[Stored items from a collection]
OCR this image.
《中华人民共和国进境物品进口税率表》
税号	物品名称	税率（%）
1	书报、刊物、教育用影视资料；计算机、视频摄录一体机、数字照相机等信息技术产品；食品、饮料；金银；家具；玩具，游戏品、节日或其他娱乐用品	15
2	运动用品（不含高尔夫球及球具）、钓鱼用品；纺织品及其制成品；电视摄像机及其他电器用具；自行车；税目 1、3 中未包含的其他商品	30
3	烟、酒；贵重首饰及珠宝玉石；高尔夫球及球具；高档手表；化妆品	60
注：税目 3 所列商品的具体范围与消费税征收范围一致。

*Direction*
Every entry should be printed again exactly as it stands.

*Task answer*
OCR this image.
《中华人民共和国进境物品进口税率表》
税号	物品名称	税率（%）
1	书报、刊物、教育用影视资料；计算机、视频摄录一体机、数字照相机等信息技术产品；食品、饮料；金银；家具；玩具，游戏品、节日或其他娱乐用品	15
2	运动用品（不含高尔夫球及球具）、钓鱼用品；纺织品及其制成品；电视摄像机及其他电器用具；自行车；税目 1、3 中未包含的其他商品	30
3	烟、酒；贵重首饰及珠宝玉石；高尔夫球及球具；高档手表；化妆品	60
注：税目 3 所列商品的具体范围与消费税征收范围一致。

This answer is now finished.